→ Records provided:
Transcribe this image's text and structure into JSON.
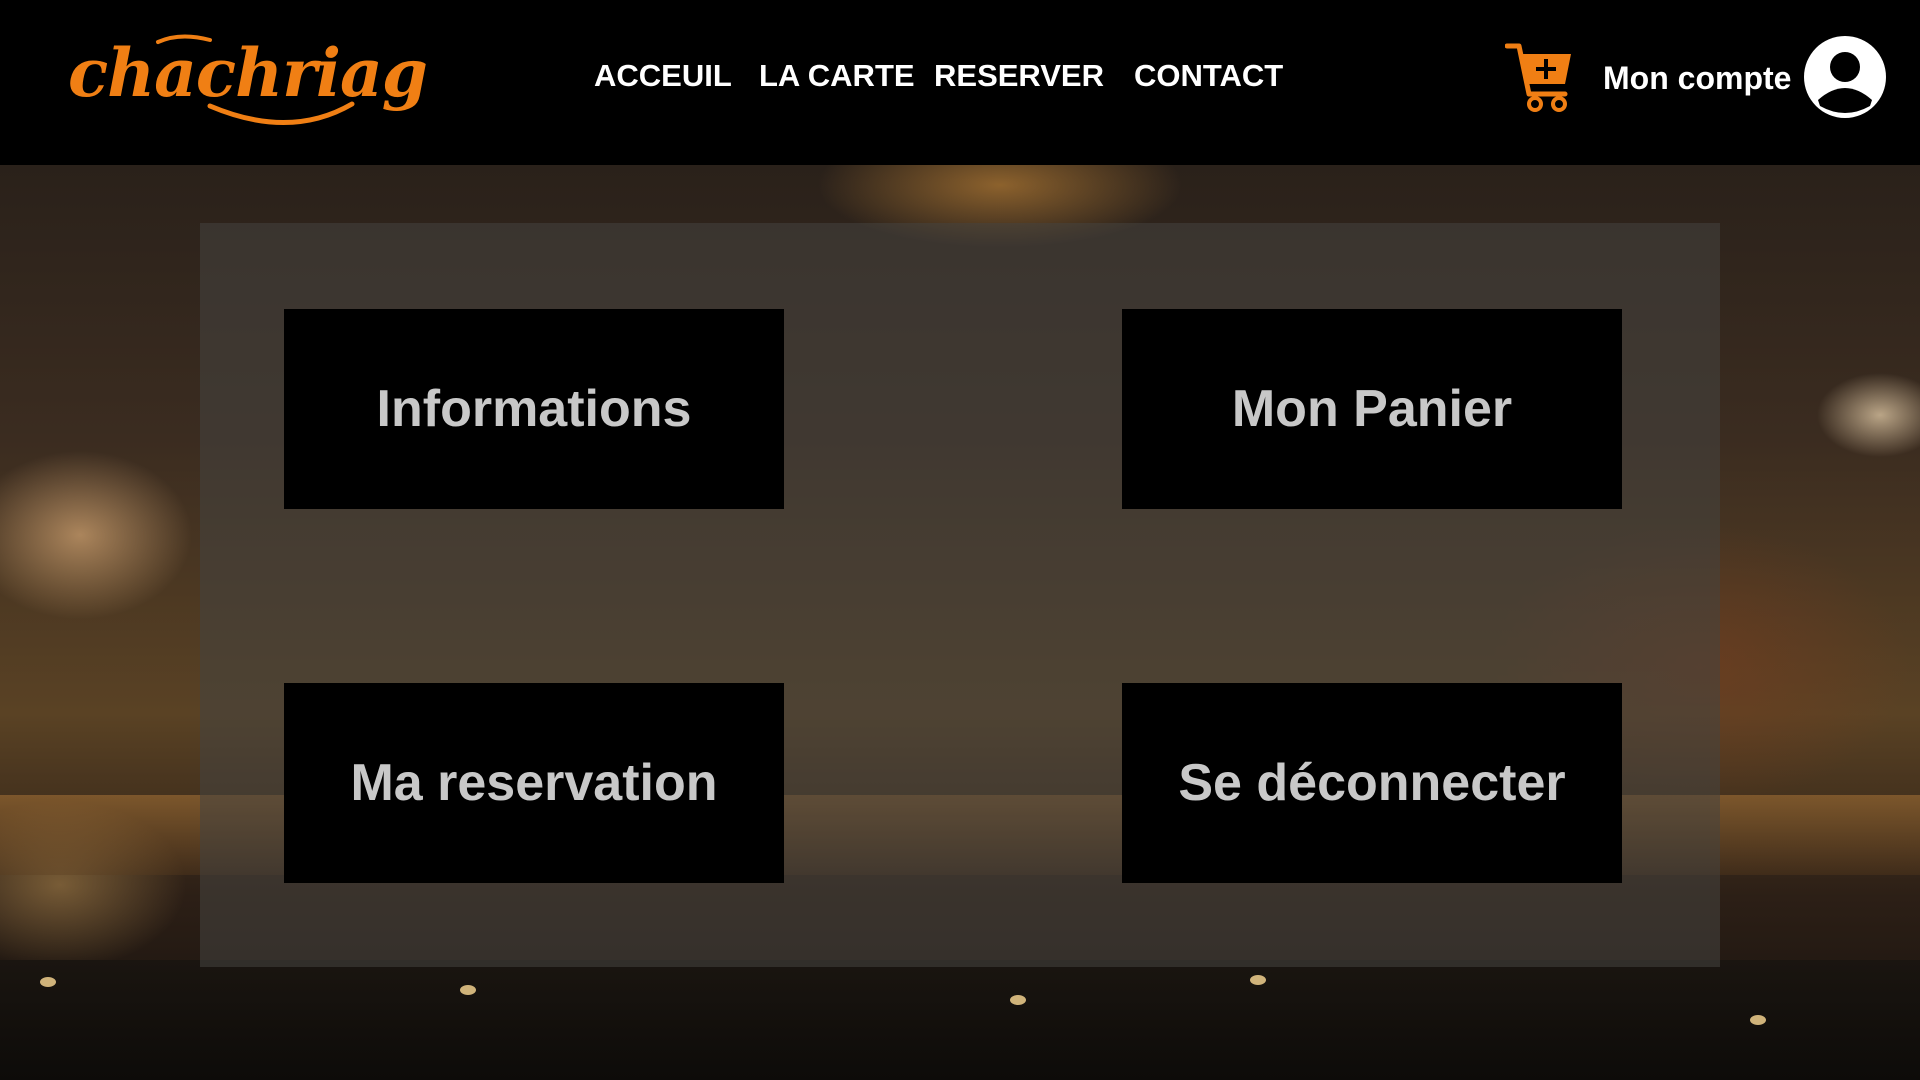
{
  "header": {
    "logo_text": "chachriag",
    "nav": [
      "ACCEUIL",
      "LA CARTE",
      "RESERVER",
      "CONTACT"
    ],
    "account_label": "Mon compte"
  },
  "icons": {
    "cart": "cart-plus-icon",
    "account": "user-circle-icon"
  },
  "colors": {
    "brand": "#f07f14",
    "header_bg": "#000000",
    "tile_bg": "#000000",
    "tile_text": "#c8c8c8"
  },
  "menu": {
    "tiles": [
      "Informations",
      "Mon Panier",
      "Ma reservation",
      "Se déconnecter"
    ]
  }
}
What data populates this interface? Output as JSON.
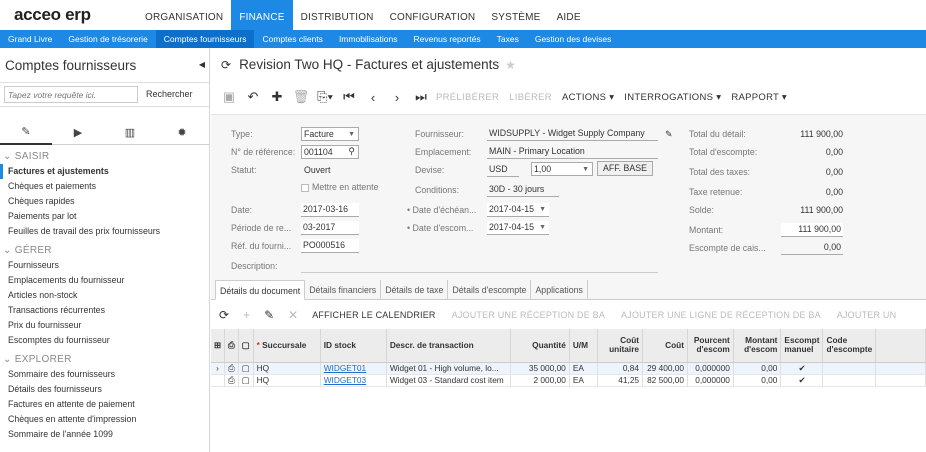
{
  "app": {
    "logo": "acceo erp",
    "menu": [
      "ORGANISATION",
      "FINANCE",
      "DISTRIBUTION",
      "CONFIGURATION",
      "SYSTÈME",
      "AIDE"
    ],
    "submenu": [
      "Grand Livre",
      "Gestion de trésorerie",
      "Comptes fournisseurs",
      "Comptes clients",
      "Immobilisations",
      "Revenus reportés",
      "Taxes",
      "Gestion des devises"
    ]
  },
  "sidebar": {
    "title": "Comptes fournisseurs",
    "search_placeholder": "Tapez votre requête ici.",
    "search_button": "Rechercher",
    "sections": [
      {
        "label": "SAISIR",
        "items": [
          "Factures et ajustements",
          "Chèques et paiements",
          "Chèques rapides",
          "Paiements par lot",
          "Feuilles de travail des prix fournisseurs"
        ]
      },
      {
        "label": "GÉRER",
        "items": [
          "Fournisseurs",
          "Emplacements du fournisseur",
          "Articles non-stock",
          "Transactions récurrentes",
          "Prix du fournisseur",
          "Escomptes du fournisseur"
        ]
      },
      {
        "label": "EXPLORER",
        "items": [
          "Sommaire des fournisseurs",
          "Détails des fournisseurs",
          "Factures en attente de paiement",
          "Chèques en attente d'impression",
          "Sommaire de l'année 1099"
        ]
      }
    ]
  },
  "page": {
    "title": "Revision Two HQ - Factures et ajustements",
    "toolbar": {
      "prelib": "PRÉLIBÉRER",
      "lib": "LIBÉRER",
      "actions": "ACTIONS ▾",
      "interrogations": "INTERROGATIONS ▾",
      "rapport": "RAPPORT ▾"
    }
  },
  "form": {
    "type_label": "Type:",
    "type_value": "Facture",
    "ref_label": "N° de référence:",
    "ref_value": "001104",
    "statut_label": "Statut:",
    "statut_value": "Ouvert",
    "hold_label": "Mettre en attente",
    "date_label": "Date:",
    "date_value": "2017-03-16",
    "periode_label": "Période de re...",
    "periode_value": "03-2017",
    "reffour_label": "Réf. du fourni...",
    "reffour_value": "PO000516",
    "desc_label": "Description:",
    "fournisseur_label": "Fournisseur:",
    "fournisseur_value": "WIDSUPPLY - Widget Supply Company",
    "empl_label": "Emplacement:",
    "empl_value": "MAIN - Primary Location",
    "devise_label": "Devise:",
    "devise_value": "USD",
    "devise_rate": "1,00",
    "aff_base": "AFF. BASE",
    "cond_label": "Conditions:",
    "cond_value": "30D - 30 jours",
    "echeance_label": "• Date d'échéan...",
    "echeance_value": "2017-04-15",
    "escompte_label": "• Date d'escom...",
    "escompte_value": "2017-04-15",
    "total_detail_label": "Total du détail:",
    "total_detail_value": "111 900,00",
    "total_escompte_label": "Total d'escompte:",
    "total_escompte_value": "0,00",
    "total_taxes_label": "Total des taxes:",
    "total_taxes_value": "0,00",
    "taxe_ret_label": "Taxe retenue:",
    "taxe_ret_value": "0,00",
    "solde_label": "Solde:",
    "solde_value": "111 900,00",
    "montant_label": "Montant:",
    "montant_value": "111 900,00",
    "esc_caisse_label": "Escompte de cais...",
    "esc_caisse_value": "0,00"
  },
  "tabs": [
    "Détails du document",
    "Détails financiers",
    "Détails de taxe",
    "Détails d'escompte",
    "Applications"
  ],
  "grid_toolbar": {
    "calendar": "AFFICHER LE CALENDRIER",
    "add_receipt": "AJOUTER UNE RÉCEPTION DE BA",
    "add_receipt_line": "AJOUTER UNE LIGNE DE RÉCEPTION DE BA",
    "add_more": "AJOUTER UN"
  },
  "grid": {
    "headers": [
      "Succursale",
      "ID stock",
      "Descr. de transaction",
      "Quantité",
      "U/M",
      "Coût unitaire",
      "Coût",
      "Pourcent d'escom",
      "Montant d'escom",
      "Escompt manuel",
      "Code d'escompte"
    ],
    "required_marker": "*",
    "rows": [
      {
        "succursale": "HQ",
        "stock": "WIDGET01",
        "descr": "Widget 01 - High volume, lo...",
        "qty": "35 000,00",
        "um": "EA",
        "cu": "0,84",
        "cout": "29 400,00",
        "pct": "0,000000",
        "mnt": "0,00",
        "manuel": "✔",
        "code": ""
      },
      {
        "succursale": "HQ",
        "stock": "WIDGET03",
        "descr": "Widget 03 - Standard cost item",
        "qty": "2 000,00",
        "um": "EA",
        "cu": "41,25",
        "cout": "82 500,00",
        "pct": "0,000000",
        "mnt": "0,00",
        "manuel": "✔",
        "code": ""
      }
    ]
  }
}
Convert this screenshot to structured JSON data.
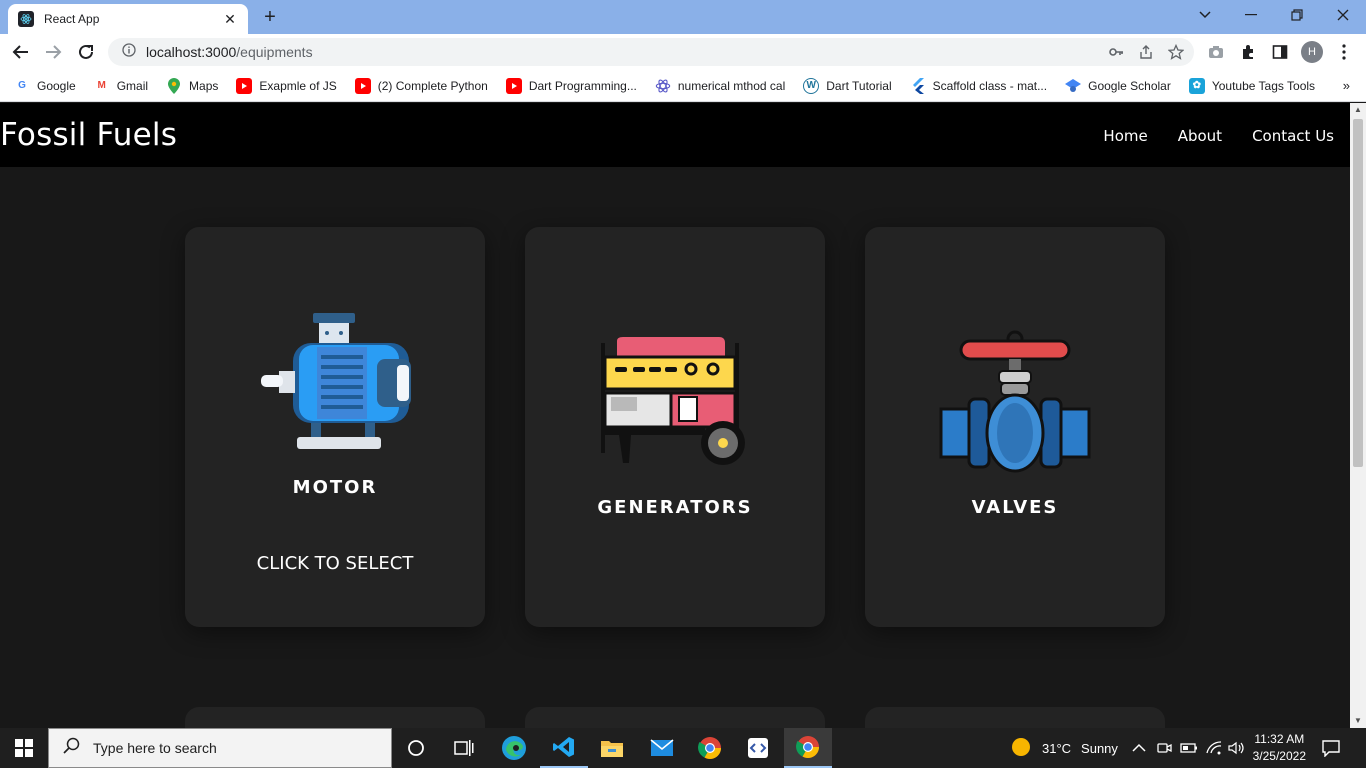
{
  "browser": {
    "tab_title": "React App",
    "url_host": "localhost:3000",
    "url_path": "/equipments",
    "profile_initial": "H"
  },
  "bookmarks": [
    {
      "label": "Google",
      "icon": "google-icon",
      "color": "#4285f4"
    },
    {
      "label": "Gmail",
      "icon": "gmail-icon",
      "color": "#ea4335"
    },
    {
      "label": "Maps",
      "icon": "maps-icon",
      "color": "#34a853"
    },
    {
      "label": "Exapmle of JS",
      "icon": "youtube-icon",
      "color": "#ff0000"
    },
    {
      "label": "(2) Complete Python",
      "icon": "youtube-icon",
      "color": "#ff0000"
    },
    {
      "label": "Dart Programming...",
      "icon": "youtube-icon",
      "color": "#ff0000"
    },
    {
      "label": "numerical mthod cal",
      "icon": "react-icon",
      "color": "#5a5ac8"
    },
    {
      "label": "Dart Tutorial",
      "icon": "wordpress-icon",
      "color": "#21759b"
    },
    {
      "label": "Scaffold class - mat...",
      "icon": "flutter-icon",
      "color": "#42a5f5"
    },
    {
      "label": "Google Scholar",
      "icon": "scholar-icon",
      "color": "#4285f4"
    },
    {
      "label": "Youtube Tags Tools",
      "icon": "tags-icon",
      "color": "#1aa3d9"
    }
  ],
  "page": {
    "brand": "Fossil Fuels",
    "nav": {
      "home": "Home",
      "about": "About",
      "contact": "Contact Us"
    },
    "cards": [
      {
        "label": "MOTOR",
        "cta": "CLICK TO SELECT",
        "icon": "motor-icon"
      },
      {
        "label": "GENERATORS",
        "cta": "",
        "icon": "generator-icon"
      },
      {
        "label": "VALVES",
        "cta": "",
        "icon": "valve-icon"
      }
    ]
  },
  "taskbar": {
    "search_placeholder": "Type here to search",
    "weather_temp": "31°C",
    "weather_text": "Sunny",
    "time": "11:32 AM",
    "date": "3/25/2022"
  },
  "colors": {
    "chrome_tabstrip": "#8ab0e8",
    "page_bg": "#181818",
    "card_bg": "#232323",
    "navbar_bg": "#000000"
  }
}
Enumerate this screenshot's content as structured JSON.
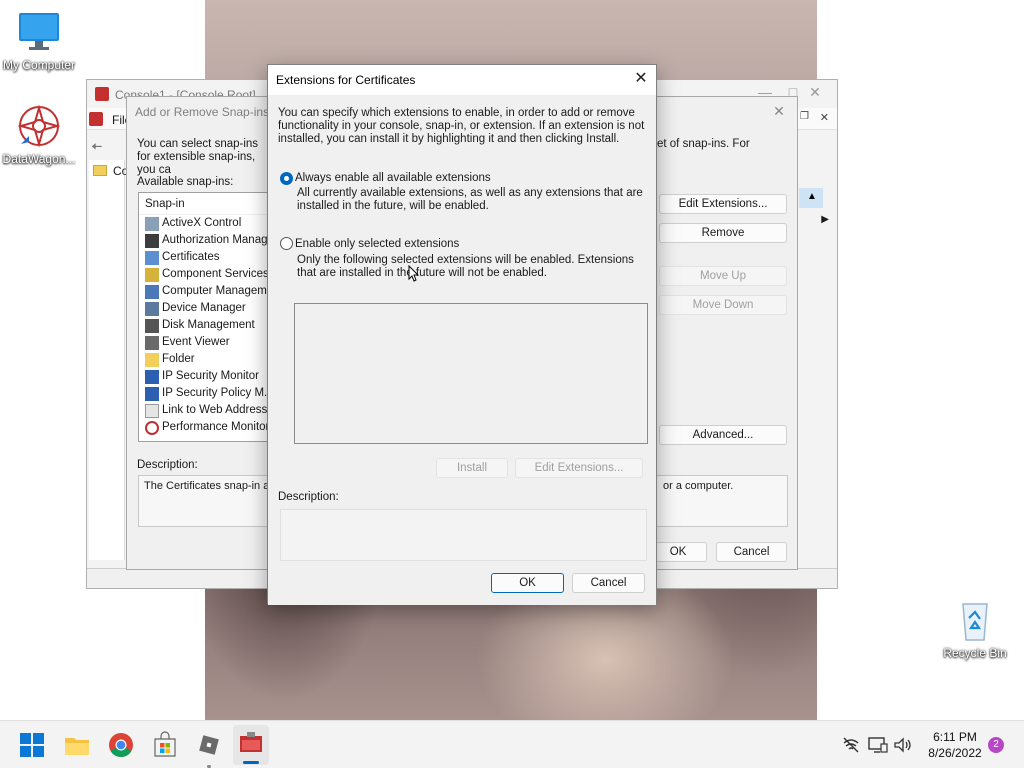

→ The problem:
Quote every record above exactly, leaving out the pictures.

→ Complete answer:
Transcribe this image's text and structure into JSON.
{
  "header": {
    "logo_text": "chachriag",
    "nav": [
      "ACCEUIL",
      "LA CARTE",
      "RESERVER",
      "CONTACT"
    ],
    "account_label": "Mon compte"
  },
  "icons": {
    "cart": "cart-plus-icon",
    "account": "user-circle-icon"
  },
  "colors": {
    "brand": "#f07f14",
    "header_bg": "#000000",
    "tile_bg": "#000000",
    "tile_text": "#c8c8c8"
  },
  "menu": {
    "tiles": [
      "Informations",
      "Mon Panier",
      "Ma reservation",
      "Se déconnecter"
    ]
  }
}
What data populates this interface? Output as JSON.
{
  "app": {
    "logo": "acceo erp",
    "menu": [
      "ORGANISATION",
      "FINANCE",
      "DISTRIBUTION",
      "CONFIGURATION",
      "SYSTÈME",
      "AIDE"
    ],
    "submenu": [
      "Grand Livre",
      "Gestion de trésorerie",
      "Comptes fournisseurs",
      "Comptes clients",
      "Immobilisations",
      "Revenus reportés",
      "Taxes",
      "Gestion des devises"
    ]
  },
  "sidebar": {
    "title": "Comptes fournisseurs",
    "search_placeholder": "Tapez votre requête ici.",
    "search_button": "Rechercher",
    "sections": [
      {
        "label": "SAISIR",
        "items": [
          "Factures et ajustements",
          "Chèques et paiements",
          "Chèques rapides",
          "Paiements par lot",
          "Feuilles de travail des prix fournisseurs"
        ]
      },
      {
        "label": "GÉRER",
        "items": [
          "Fournisseurs",
          "Emplacements du fournisseur",
          "Articles non-stock",
          "Transactions récurrentes",
          "Prix du fournisseur",
          "Escomptes du fournisseur"
        ]
      },
      {
        "label": "EXPLORER",
        "items": [
          "Sommaire des fournisseurs",
          "Détails des fournisseurs",
          "Factures en attente de paiement",
          "Chèques en attente d'impression",
          "Sommaire de l'année 1099"
        ]
      }
    ]
  },
  "page": {
    "title": "Revision Two HQ - Factures et ajustements",
    "toolbar": {
      "prelib": "PRÉLIBÉRER",
      "lib": "LIBÉRER",
      "actions": "ACTIONS ▾",
      "interrogations": "INTERROGATIONS ▾",
      "rapport": "RAPPORT ▾"
    }
  },
  "form": {
    "type_label": "Type:",
    "type_value": "Facture",
    "ref_label": "N° de référence:",
    "ref_value": "001104",
    "statut_label": "Statut:",
    "statut_value": "Ouvert",
    "hold_label": "Mettre en attente",
    "date_label": "Date:",
    "date_value": "2017-03-16",
    "periode_label": "Période de re...",
    "periode_value": "03-2017",
    "reffour_label": "Réf. du fourni...",
    "reffour_value": "PO000516",
    "desc_label": "Description:",
    "fournisseur_label": "Fournisseur:",
    "fournisseur_value": "WIDSUPPLY - Widget Supply Company",
    "empl_label": "Emplacement:",
    "empl_value": "MAIN - Primary Location",
    "devise_label": "Devise:",
    "devise_value": "USD",
    "devise_rate": "1,00",
    "aff_base": "AFF. BASE",
    "cond_label": "Conditions:",
    "cond_value": "30D - 30 jours",
    "echeance_label": "• Date d'échéan...",
    "echeance_value": "2017-04-15",
    "escompte_label": "• Date d'escom...",
    "escompte_value": "2017-04-15",
    "total_detail_label": "Total du détail:",
    "total_detail_value": "111 900,00",
    "total_escompte_label": "Total d'escompte:",
    "total_escompte_value": "0,00",
    "total_taxes_label": "Total des taxes:",
    "total_taxes_value": "0,00",
    "taxe_ret_label": "Taxe retenue:",
    "taxe_ret_value": "0,00",
    "solde_label": "Solde:",
    "solde_value": "111 900,00",
    "montant_label": "Montant:",
    "montant_value": "111 900,00",
    "esc_caisse_label": "Escompte de cais...",
    "esc_caisse_value": "0,00"
  },
  "tabs": [
    "Détails du document",
    "Détails financiers",
    "Détails de taxe",
    "Détails d'escompte",
    "Applications"
  ],
  "grid_toolbar": {
    "calendar": "AFFICHER LE CALENDRIER",
    "add_receipt": "AJOUTER UNE RÉCEPTION DE BA",
    "add_receipt_line": "AJOUTER UNE LIGNE DE RÉCEPTION DE BA",
    "add_more": "AJOUTER UN"
  },
  "grid": {
    "headers": [
      "Succursale",
      "ID stock",
      "Descr. de transaction",
      "Quantité",
      "U/M",
      "Coût unitaire",
      "Coût",
      "Pourcent d'escom",
      "Montant d'escom",
      "Escompt manuel",
      "Code d'escompte"
    ],
    "required_marker": "*",
    "rows": [
      {
        "succursale": "HQ",
        "stock": "WIDGET01",
        "descr": "Widget 01 - High volume, lo...",
        "qty": "35 000,00",
        "um": "EA",
        "cu": "0,84",
        "cout": "29 400,00",
        "pct": "0,000000",
        "mnt": "0,00",
        "manuel": "✔",
        "code": ""
      },
      {
        "succursale": "HQ",
        "stock": "WIDGET03",
        "descr": "Widget 03 - Standard cost item",
        "qty": "2 000,00",
        "um": "EA",
        "cu": "41,25",
        "cout": "82 500,00",
        "pct": "0,000000",
        "mnt": "0,00",
        "manuel": "✔",
        "code": ""
      }
    ]
  }
}
Convert this screenshot to structured JSON data.
{
  "browser": {
    "tab_title": "React App",
    "url_host": "localhost:3000",
    "url_path": "/equipments",
    "profile_initial": "H"
  },
  "bookmarks": [
    {
      "label": "Google",
      "icon": "google-icon",
      "color": "#4285f4"
    },
    {
      "label": "Gmail",
      "icon": "gmail-icon",
      "color": "#ea4335"
    },
    {
      "label": "Maps",
      "icon": "maps-icon",
      "color": "#34a853"
    },
    {
      "label": "Exapmle of JS",
      "icon": "youtube-icon",
      "color": "#ff0000"
    },
    {
      "label": "(2) Complete Python",
      "icon": "youtube-icon",
      "color": "#ff0000"
    },
    {
      "label": "Dart Programming...",
      "icon": "youtube-icon",
      "color": "#ff0000"
    },
    {
      "label": "numerical mthod cal",
      "icon": "react-icon",
      "color": "#5a5ac8"
    },
    {
      "label": "Dart Tutorial",
      "icon": "wordpress-icon",
      "color": "#21759b"
    },
    {
      "label": "Scaffold class - mat...",
      "icon": "flutter-icon",
      "color": "#42a5f5"
    },
    {
      "label": "Google Scholar",
      "icon": "scholar-icon",
      "color": "#4285f4"
    },
    {
      "label": "Youtube Tags Tools",
      "icon": "tags-icon",
      "color": "#1aa3d9"
    }
  ],
  "page": {
    "brand": "Fossil Fuels",
    "nav": {
      "home": "Home",
      "about": "About",
      "contact": "Contact Us"
    },
    "cards": [
      {
        "label": "MOTOR",
        "cta": "CLICK TO SELECT",
        "icon": "motor-icon"
      },
      {
        "label": "GENERATORS",
        "cta": "",
        "icon": "generator-icon"
      },
      {
        "label": "VALVES",
        "cta": "",
        "icon": "valve-icon"
      }
    ]
  },
  "taskbar": {
    "search_placeholder": "Type here to search",
    "weather_temp": "31°C",
    "weather_text": "Sunny",
    "time": "11:32 AM",
    "date": "3/25/2022"
  },
  "colors": {
    "chrome_tabstrip": "#8ab0e8",
    "page_bg": "#181818",
    "card_bg": "#232323",
    "navbar_bg": "#000000"
  }
}
Enumerate this screenshot's content as structured JSON.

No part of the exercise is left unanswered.